** Your objective **
Select the lines that contain "this" and copy each of them.
═════ Entries supplied ═════
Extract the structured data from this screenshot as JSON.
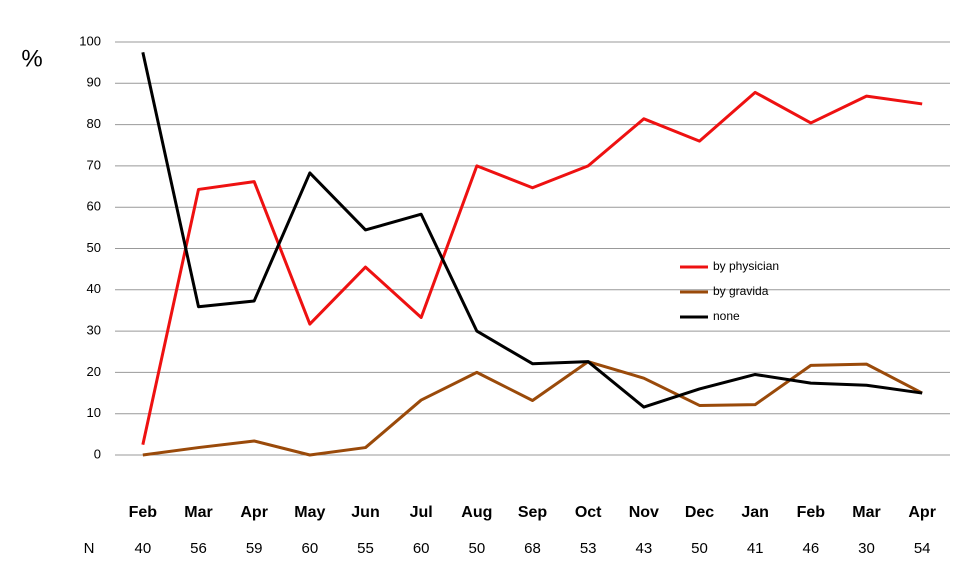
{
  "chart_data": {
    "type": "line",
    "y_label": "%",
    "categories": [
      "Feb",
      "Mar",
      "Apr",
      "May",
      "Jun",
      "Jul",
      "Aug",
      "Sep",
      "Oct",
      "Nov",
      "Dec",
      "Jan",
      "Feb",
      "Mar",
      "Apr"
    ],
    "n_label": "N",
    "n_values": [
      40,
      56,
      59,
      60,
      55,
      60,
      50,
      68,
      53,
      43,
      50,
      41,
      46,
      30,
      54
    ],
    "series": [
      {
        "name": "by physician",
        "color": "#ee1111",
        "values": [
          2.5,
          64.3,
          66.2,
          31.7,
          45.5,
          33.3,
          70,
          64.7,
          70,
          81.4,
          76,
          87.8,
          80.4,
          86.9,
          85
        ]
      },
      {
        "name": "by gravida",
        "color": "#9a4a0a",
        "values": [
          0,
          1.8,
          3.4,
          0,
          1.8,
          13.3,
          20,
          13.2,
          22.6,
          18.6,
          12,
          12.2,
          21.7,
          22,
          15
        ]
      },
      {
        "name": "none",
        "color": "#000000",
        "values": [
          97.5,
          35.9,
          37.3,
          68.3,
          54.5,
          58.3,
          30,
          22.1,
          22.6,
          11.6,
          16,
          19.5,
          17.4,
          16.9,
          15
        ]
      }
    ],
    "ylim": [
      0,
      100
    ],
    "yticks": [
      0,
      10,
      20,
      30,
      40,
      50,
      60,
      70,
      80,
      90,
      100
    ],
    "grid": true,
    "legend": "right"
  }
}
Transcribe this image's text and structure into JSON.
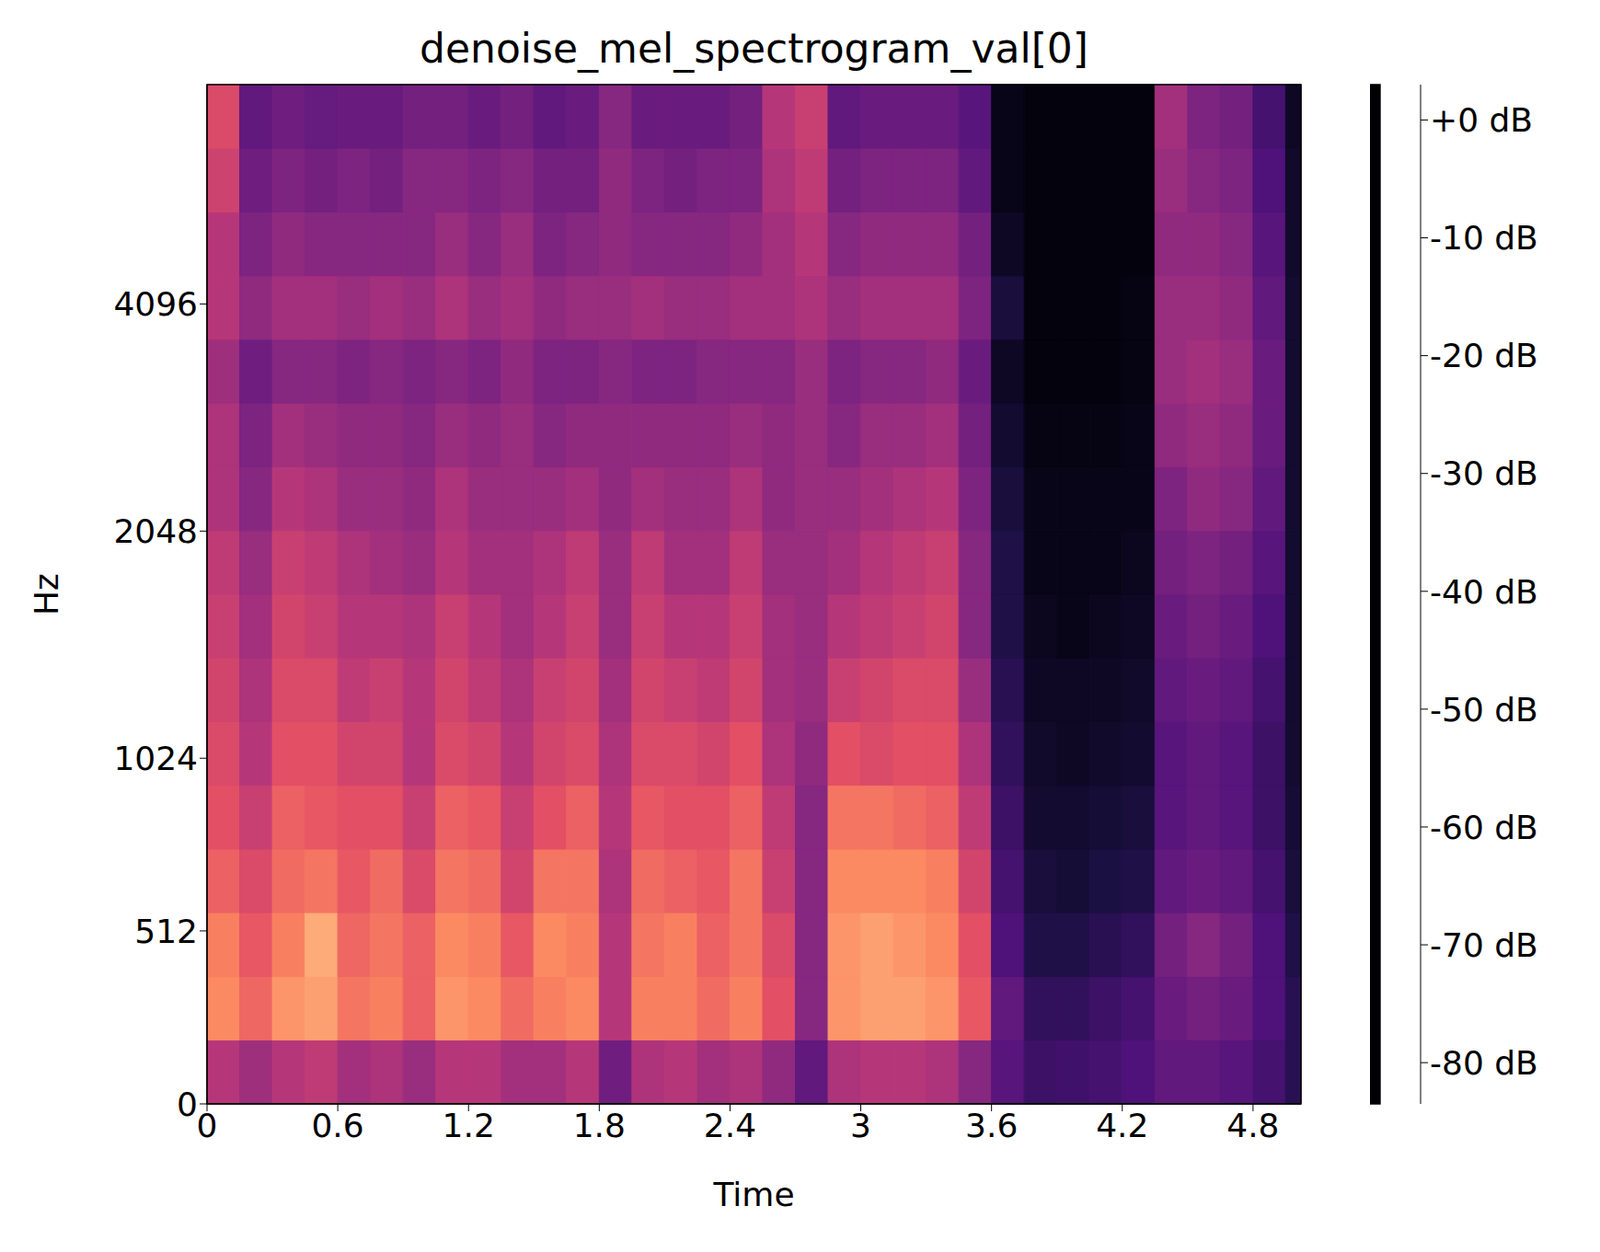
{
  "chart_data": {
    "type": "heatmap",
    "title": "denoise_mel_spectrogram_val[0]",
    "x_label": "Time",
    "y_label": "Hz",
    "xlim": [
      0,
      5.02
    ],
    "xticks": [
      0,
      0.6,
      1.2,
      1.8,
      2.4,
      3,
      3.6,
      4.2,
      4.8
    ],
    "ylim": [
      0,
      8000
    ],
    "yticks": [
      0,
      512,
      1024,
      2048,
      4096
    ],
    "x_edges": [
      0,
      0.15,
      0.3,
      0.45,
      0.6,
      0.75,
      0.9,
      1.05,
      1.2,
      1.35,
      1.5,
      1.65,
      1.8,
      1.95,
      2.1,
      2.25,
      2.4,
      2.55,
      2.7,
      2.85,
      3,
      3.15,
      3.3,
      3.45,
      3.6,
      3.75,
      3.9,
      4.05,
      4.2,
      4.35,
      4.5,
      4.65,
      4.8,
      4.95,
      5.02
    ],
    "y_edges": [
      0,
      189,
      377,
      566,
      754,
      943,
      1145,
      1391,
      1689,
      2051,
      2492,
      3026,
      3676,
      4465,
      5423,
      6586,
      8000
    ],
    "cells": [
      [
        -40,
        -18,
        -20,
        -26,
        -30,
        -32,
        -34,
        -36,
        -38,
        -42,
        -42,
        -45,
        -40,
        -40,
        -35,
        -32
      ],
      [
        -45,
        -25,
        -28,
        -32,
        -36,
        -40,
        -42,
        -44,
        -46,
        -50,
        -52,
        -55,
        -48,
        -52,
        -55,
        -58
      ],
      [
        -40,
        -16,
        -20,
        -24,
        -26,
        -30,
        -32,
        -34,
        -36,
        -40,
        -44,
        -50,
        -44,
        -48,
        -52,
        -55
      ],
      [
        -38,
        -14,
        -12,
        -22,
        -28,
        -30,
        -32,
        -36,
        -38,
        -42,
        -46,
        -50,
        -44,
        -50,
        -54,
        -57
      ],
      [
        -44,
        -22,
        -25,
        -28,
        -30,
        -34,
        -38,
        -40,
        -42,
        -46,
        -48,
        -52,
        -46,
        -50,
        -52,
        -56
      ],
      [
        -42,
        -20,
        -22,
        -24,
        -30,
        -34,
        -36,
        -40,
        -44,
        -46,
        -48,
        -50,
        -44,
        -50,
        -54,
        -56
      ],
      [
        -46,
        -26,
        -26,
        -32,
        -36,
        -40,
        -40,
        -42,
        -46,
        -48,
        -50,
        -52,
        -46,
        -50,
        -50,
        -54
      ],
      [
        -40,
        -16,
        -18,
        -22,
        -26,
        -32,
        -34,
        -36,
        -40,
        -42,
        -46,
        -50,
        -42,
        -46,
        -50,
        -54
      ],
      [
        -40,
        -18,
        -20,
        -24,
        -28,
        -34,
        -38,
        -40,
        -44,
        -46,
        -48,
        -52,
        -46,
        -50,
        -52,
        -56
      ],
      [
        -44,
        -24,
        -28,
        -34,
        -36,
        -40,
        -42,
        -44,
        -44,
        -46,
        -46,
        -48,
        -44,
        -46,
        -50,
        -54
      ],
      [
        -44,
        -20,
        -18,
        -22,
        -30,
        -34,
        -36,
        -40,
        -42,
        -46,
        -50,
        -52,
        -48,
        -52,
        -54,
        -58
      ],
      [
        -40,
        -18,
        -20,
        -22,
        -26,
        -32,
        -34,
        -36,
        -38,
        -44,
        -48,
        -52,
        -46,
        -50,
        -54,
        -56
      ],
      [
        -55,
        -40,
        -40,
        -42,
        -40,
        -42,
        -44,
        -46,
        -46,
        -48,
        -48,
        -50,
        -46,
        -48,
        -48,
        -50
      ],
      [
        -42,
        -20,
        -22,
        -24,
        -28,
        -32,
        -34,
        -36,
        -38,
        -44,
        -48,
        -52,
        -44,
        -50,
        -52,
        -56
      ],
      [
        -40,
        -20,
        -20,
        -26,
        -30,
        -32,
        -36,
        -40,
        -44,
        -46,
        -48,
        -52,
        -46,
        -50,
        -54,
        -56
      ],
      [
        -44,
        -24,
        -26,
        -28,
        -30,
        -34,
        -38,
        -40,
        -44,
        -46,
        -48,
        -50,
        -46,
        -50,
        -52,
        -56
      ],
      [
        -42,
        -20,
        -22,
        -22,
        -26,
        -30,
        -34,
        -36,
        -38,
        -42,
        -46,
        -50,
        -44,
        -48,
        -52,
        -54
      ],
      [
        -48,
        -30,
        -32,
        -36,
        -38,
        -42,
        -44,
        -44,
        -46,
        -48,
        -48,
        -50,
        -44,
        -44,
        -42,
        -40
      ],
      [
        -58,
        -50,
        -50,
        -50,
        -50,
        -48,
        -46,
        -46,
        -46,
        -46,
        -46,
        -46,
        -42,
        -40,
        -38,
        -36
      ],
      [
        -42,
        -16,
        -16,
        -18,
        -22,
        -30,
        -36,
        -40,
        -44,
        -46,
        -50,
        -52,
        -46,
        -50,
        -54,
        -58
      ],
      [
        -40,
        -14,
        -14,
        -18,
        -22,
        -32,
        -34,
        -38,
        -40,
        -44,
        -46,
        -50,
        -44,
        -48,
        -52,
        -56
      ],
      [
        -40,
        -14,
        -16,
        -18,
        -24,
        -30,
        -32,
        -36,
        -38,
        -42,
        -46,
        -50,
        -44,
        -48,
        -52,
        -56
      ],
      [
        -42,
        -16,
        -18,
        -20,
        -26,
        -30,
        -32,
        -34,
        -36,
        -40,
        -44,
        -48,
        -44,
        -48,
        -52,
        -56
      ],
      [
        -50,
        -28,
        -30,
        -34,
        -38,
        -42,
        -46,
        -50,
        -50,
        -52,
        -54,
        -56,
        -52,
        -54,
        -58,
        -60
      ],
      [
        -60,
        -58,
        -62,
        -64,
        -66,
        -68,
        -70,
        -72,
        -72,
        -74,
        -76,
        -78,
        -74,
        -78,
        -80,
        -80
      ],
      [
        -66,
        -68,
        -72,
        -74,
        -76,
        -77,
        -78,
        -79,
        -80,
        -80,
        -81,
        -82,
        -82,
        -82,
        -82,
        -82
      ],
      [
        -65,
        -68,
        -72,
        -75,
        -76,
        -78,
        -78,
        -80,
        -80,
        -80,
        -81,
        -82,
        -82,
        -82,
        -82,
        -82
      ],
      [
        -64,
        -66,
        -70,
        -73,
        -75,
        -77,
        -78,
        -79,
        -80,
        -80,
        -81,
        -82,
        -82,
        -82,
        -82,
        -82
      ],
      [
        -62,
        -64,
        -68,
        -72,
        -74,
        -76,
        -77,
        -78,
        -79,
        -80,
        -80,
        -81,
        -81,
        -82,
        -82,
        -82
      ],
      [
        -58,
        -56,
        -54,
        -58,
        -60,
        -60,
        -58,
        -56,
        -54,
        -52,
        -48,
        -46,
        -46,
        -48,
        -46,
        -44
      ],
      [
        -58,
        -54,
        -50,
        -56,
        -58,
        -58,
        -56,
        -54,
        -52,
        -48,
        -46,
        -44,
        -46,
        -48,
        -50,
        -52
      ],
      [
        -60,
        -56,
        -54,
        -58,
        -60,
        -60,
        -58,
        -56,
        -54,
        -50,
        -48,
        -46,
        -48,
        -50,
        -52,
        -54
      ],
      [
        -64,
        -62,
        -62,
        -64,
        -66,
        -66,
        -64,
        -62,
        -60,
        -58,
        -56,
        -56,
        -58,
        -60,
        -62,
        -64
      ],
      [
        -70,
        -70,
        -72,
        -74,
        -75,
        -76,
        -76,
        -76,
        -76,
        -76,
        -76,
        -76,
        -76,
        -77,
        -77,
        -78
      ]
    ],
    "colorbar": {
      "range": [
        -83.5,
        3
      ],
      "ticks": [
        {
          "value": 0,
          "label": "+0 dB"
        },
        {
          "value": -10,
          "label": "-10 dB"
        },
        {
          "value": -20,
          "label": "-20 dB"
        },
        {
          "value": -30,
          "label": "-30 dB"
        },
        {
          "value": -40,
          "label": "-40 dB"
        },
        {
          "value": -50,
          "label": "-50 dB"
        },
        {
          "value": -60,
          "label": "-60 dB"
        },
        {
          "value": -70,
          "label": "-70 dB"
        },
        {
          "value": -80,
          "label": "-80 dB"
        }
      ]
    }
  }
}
═════
** Written answer **
Extract the structured data from this screenshot as JSON.
Transcribe this image's text and structure into JSON.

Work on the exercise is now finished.